*** DATA PROVIDED
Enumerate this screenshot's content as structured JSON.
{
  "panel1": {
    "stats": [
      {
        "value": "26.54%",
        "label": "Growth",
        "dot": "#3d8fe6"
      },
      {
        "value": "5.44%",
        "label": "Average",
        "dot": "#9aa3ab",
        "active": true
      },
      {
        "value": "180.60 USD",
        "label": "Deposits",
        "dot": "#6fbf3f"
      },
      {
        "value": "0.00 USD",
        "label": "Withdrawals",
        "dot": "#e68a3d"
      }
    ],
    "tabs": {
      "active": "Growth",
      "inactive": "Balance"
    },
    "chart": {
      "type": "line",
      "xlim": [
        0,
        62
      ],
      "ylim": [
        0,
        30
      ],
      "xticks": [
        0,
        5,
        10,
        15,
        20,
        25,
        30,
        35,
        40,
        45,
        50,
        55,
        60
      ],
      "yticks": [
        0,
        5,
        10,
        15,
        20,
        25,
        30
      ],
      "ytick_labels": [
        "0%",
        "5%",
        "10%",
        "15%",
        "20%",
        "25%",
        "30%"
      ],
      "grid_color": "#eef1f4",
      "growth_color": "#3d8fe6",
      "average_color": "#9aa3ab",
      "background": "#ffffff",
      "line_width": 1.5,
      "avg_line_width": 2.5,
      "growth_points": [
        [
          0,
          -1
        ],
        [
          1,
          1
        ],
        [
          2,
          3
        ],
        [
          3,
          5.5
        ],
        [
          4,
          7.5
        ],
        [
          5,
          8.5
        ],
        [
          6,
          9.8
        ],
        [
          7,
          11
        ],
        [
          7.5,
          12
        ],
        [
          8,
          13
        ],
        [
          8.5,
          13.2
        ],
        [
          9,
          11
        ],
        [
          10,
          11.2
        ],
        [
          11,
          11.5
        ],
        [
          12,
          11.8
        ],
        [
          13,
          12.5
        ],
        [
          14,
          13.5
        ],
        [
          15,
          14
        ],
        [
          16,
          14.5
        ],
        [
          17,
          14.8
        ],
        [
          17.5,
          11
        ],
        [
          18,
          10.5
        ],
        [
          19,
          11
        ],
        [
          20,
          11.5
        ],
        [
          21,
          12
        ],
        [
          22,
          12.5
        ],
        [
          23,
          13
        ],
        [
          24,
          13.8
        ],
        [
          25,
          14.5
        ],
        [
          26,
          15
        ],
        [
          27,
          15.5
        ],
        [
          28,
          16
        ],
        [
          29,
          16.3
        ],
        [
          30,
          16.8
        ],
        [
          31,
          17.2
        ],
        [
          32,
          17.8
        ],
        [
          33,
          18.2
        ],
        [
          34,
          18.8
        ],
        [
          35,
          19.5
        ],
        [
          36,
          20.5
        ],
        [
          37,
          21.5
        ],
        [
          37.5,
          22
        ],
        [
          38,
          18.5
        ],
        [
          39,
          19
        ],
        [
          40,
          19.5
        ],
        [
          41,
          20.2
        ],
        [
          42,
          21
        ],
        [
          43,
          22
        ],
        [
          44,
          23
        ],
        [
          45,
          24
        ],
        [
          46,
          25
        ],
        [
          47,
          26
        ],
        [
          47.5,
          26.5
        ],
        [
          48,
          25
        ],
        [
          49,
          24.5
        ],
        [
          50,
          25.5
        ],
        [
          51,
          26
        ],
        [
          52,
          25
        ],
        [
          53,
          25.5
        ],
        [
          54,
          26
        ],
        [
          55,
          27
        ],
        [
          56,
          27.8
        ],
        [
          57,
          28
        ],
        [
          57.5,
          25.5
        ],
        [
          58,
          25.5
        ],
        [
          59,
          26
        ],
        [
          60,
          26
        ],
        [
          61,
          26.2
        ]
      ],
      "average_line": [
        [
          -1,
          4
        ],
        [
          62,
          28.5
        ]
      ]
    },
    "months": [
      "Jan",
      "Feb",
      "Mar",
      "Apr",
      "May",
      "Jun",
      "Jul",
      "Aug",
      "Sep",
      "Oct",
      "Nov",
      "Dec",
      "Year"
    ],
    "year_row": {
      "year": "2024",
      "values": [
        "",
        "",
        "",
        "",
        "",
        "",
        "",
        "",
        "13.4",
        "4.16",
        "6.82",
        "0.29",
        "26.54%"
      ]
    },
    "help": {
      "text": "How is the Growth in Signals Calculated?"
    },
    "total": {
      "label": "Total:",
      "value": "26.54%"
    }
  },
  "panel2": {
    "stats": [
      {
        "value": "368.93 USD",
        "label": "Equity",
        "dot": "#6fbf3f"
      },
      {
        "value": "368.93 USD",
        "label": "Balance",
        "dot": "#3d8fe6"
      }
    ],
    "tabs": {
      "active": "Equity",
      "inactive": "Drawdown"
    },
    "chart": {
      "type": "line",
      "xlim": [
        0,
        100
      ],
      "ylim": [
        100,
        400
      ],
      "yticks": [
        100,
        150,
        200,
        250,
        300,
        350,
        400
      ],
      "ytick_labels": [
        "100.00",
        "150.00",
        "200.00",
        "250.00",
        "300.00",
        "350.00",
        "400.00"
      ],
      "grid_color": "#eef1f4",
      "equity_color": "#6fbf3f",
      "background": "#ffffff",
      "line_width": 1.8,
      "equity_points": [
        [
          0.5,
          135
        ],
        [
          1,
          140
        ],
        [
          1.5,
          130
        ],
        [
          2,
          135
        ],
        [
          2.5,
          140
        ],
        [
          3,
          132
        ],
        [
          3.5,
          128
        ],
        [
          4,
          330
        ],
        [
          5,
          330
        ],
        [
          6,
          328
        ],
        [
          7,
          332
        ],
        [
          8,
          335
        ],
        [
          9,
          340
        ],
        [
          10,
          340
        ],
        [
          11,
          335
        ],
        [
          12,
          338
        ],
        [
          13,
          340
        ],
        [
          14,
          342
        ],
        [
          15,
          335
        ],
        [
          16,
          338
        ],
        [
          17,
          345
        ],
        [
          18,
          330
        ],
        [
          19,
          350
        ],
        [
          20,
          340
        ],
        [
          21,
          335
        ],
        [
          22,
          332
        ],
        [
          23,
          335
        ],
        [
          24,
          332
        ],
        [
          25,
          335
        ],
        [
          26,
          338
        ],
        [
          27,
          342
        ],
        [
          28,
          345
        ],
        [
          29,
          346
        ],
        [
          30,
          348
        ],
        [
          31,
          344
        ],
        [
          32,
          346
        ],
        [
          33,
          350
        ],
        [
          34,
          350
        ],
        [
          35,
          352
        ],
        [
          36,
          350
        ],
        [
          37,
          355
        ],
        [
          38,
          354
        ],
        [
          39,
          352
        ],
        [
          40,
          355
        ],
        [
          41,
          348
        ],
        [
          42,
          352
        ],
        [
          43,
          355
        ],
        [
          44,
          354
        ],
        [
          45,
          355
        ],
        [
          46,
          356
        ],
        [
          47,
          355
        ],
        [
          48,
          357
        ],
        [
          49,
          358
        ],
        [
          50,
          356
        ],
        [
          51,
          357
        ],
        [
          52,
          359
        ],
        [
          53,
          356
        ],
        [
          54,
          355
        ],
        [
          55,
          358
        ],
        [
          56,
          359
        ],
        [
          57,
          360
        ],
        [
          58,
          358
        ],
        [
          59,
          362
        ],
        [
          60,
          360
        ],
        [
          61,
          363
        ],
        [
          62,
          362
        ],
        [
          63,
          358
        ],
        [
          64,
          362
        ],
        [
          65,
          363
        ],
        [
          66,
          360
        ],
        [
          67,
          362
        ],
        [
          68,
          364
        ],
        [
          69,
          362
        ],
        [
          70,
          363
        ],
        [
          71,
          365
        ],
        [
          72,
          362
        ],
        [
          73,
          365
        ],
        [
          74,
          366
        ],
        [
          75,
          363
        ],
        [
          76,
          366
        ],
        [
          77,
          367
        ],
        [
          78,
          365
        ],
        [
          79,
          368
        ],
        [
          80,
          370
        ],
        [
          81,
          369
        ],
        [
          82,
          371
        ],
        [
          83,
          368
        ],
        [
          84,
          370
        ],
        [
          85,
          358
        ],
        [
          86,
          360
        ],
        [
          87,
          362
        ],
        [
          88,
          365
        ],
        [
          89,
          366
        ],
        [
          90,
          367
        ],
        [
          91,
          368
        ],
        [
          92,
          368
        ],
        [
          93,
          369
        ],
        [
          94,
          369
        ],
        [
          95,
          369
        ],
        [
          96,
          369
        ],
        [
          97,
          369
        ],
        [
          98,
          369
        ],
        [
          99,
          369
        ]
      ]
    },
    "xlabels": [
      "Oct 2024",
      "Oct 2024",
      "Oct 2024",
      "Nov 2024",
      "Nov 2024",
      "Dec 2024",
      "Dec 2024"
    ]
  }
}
******
> PROBLEM
Scan the material above. Extract every line in which the word "inactive" occurs.

> ANSWER IN FULL
      "inactive": "Balance"
      "inactive": "Drawdown"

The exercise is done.